▶ [The exercise]:
Print the entries below in their entirety, exactly as they are written.

▶ [Record extracts]:
"""

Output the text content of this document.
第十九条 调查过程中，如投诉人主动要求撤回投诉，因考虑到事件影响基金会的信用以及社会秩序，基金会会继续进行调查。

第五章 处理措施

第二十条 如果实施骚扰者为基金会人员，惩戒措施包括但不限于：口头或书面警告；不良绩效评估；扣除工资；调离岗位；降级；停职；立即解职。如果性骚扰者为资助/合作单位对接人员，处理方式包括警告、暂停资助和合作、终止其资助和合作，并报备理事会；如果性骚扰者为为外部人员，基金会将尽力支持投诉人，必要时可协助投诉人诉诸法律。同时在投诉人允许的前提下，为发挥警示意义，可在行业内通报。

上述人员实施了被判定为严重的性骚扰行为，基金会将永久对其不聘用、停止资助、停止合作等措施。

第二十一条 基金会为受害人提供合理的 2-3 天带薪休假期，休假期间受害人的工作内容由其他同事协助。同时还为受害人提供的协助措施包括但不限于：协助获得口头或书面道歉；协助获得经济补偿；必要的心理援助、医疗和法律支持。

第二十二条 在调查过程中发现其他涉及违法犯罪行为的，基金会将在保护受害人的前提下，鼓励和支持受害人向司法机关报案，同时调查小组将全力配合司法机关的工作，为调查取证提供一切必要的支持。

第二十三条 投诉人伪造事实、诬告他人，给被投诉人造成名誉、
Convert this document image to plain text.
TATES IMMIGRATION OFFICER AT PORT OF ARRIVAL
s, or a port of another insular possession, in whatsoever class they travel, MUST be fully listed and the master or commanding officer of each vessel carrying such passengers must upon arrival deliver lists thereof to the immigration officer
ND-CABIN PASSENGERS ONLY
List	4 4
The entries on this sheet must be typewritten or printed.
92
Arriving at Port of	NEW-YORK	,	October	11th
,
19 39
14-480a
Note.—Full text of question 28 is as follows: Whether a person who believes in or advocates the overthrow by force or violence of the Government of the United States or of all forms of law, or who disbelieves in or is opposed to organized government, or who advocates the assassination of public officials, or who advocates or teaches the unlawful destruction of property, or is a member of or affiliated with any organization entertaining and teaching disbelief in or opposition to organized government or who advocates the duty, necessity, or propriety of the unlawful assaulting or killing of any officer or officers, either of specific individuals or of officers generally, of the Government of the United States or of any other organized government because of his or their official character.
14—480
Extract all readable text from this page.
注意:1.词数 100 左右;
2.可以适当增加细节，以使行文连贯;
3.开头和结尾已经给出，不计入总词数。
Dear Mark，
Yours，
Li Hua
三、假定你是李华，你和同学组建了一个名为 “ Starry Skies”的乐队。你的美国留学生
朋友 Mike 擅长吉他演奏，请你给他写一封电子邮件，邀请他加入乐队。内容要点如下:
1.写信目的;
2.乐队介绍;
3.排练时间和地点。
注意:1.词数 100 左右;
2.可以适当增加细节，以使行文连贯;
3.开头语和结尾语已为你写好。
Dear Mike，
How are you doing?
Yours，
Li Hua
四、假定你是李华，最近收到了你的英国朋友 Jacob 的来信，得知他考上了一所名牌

"""

▶ [Exercise answer]:
Output the text content of this document.
第十九条 调查过程中，如投诉人主动要求撤回投诉，因考虑到事件影响基金会的信用以及社会秩序，基金会会继续进行调查。

第五章 处理措施

第二十条 如果实施骚扰者为基金会人员，惩戒措施包括但不限于：口头或书面警告；不良绩效评估；扣除工资；调离岗位；降级；停职；立即解职。如果性骚扰者为资助/合作单位对接人员，处理方式包括警告、暂停资助和合作、终止其资助和合作，并报备理事会；如果性骚扰者为为外部人员，基金会将尽力支持投诉人，必要时可协助投诉人诉诸法律。同时在投诉人允许的前提下，为发挥警示意义，可在行业内通报。

上述人员实施了被判定为严重的性骚扰行为，基金会将永久对其不聘用、停止资助、停止合作等措施。

第二十一条 基金会为受害人提供合理的 2-3 天带薪休假期，休假期间受害人的工作内容由其他同事协助。同时还为受害人提供的协助措施包括但不限于：协助获得口头或书面道歉；协助获得经济补偿；必要的心理援助、医疗和法律支持。

第二十二条 在调查过程中发现其他涉及违法犯罪行为的，基金会将在保护受害人的前提下，鼓励和支持受害人向司法机关报案，同时调查小组将全力配合司法机关的工作，为调查取证提供一切必要的支持。

第二十三条 投诉人伪造事实、诬告他人，给被投诉人造成名誉、
Convert this document image to plain text.
TATES IMMIGRATION OFFICER AT PORT OF ARRIVAL
s, or a port of another insular possession, in whatsoever class they travel, MUST be fully listed and the master or commanding officer of each vessel carrying such passengers must upon arrival deliver lists thereof to the immigration officer
ND-CABIN PASSENGERS ONLY
List	4 4
The entries on this sheet must be typewritten or printed.
92
Arriving at Port of	NEW-YORK	,	October	11th
,
19 39
14-480a
Note.—Full text of question 28 is as follows: Whether a person who believes in or advocates the overthrow by force or violence of the Government of the United States or of all forms of law, or who disbelieves in or is opposed to organized government, or who advocates the assassination of public officials, or who advocates or teaches the unlawful destruction of property, or is a member of or affiliated with any organization entertaining and teaching disbelief in or opposition to organized government or who advocates the duty, necessity, or propriety of the unlawful assaulting or killing of any officer or officers, either of specific individuals or of officers generally, of the Government of the United States or of any other organized government because of his or their official character.
14—480
Extract all readable text from this page.
注意:1.词数 100 左右;
2.可以适当增加细节，以使行文连贯;
3.开头和结尾已经给出，不计入总词数。
Dear Mark，
Yours，
Li Hua
三、假定你是李华，你和同学组建了一个名为 “ Starry Skies”的乐队。你的美国留学生
朋友 Mike 擅长吉他演奏，请你给他写一封电子邮件，邀请他加入乐队。内容要点如下:
1.写信目的;
2.乐队介绍;
3.排练时间和地点。
注意:1.词数 100 左右;
2.可以适当增加细节，以使行文连贯;
3.开头语和结尾语已为你写好。
Dear Mike，
How are you doing?
Yours，
Li Hua
四、假定你是李华，最近收到了你的英国朋友 Jacob 的来信，得知他考上了一所名牌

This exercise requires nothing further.